> **WORK TO BE COMPLETED**
Say how many lines of these entries include the word "story", and answer with the number alone.

Dataset items

----

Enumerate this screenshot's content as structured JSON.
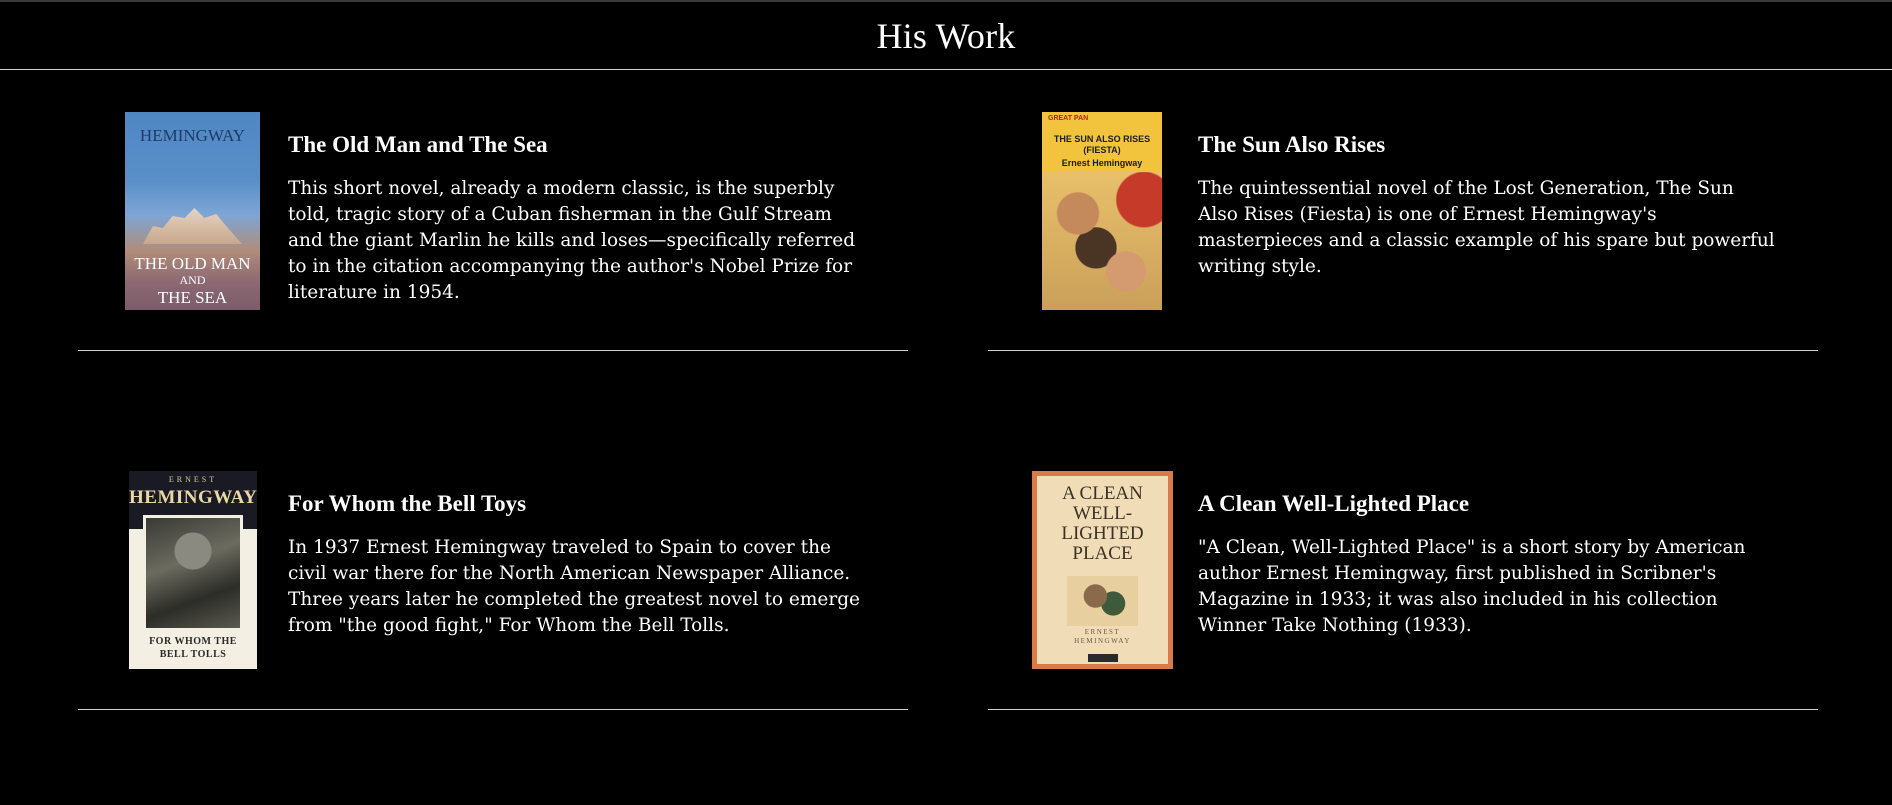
{
  "header": {
    "title": "His Work"
  },
  "books": [
    {
      "title": "The Old Man and The Sea",
      "description": "This short novel, already a modern classic, is the superbly told, tragic story of a Cuban fisherman in the Gulf Stream and the giant Marlin he kills and loses—specifically referred to in the citation accompanying the author's Nobel Prize for literature in 1954.",
      "cover": {
        "top_text": "HEMINGWAY",
        "line1": "THE OLD MAN",
        "line2": "AND",
        "line3": "THE SEA"
      }
    },
    {
      "title": "The Sun Also Rises",
      "description": "The quintessential novel of the Lost Generation, The Sun Also Rises (Fiesta) is one of Ernest Hemingway's masterpieces and a classic example of his spare but powerful writing style.",
      "cover": {
        "series": "GREAT PAN",
        "line1": "THE SUN ALSO RISES",
        "line2": "(FIESTA)",
        "author": "Ernest Hemingway"
      }
    },
    {
      "title": "For Whom the Bell Toys",
      "description": "In 1937 Ernest Hemingway traveled to Spain to cover the civil war there for the North American Newspaper Alliance. Three years later he completed the greatest novel to emerge from \"the good fight,\" For Whom the Bell Tolls.",
      "cover": {
        "top_small": "ERNEST",
        "top_big": "HEMINGWAY",
        "line1": "FOR WHOM THE",
        "line2": "BELL TOLLS"
      }
    },
    {
      "title": "A Clean Well-Lighted Place",
      "description": "\"A Clean, Well-Lighted Place\" is a short story by American author Ernest Hemingway, first published in Scribner's Magazine in 1933; it was also included in his collection Winner Take Nothing (1933).",
      "cover": {
        "line1": "A CLEAN",
        "line2": "WELL-",
        "line3": "LIGHTED",
        "line4": "PLACE",
        "author1": "ERNEST",
        "author2": "HEMINGWAY"
      }
    }
  ]
}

----

> **PROBLEM SOLUTION**
2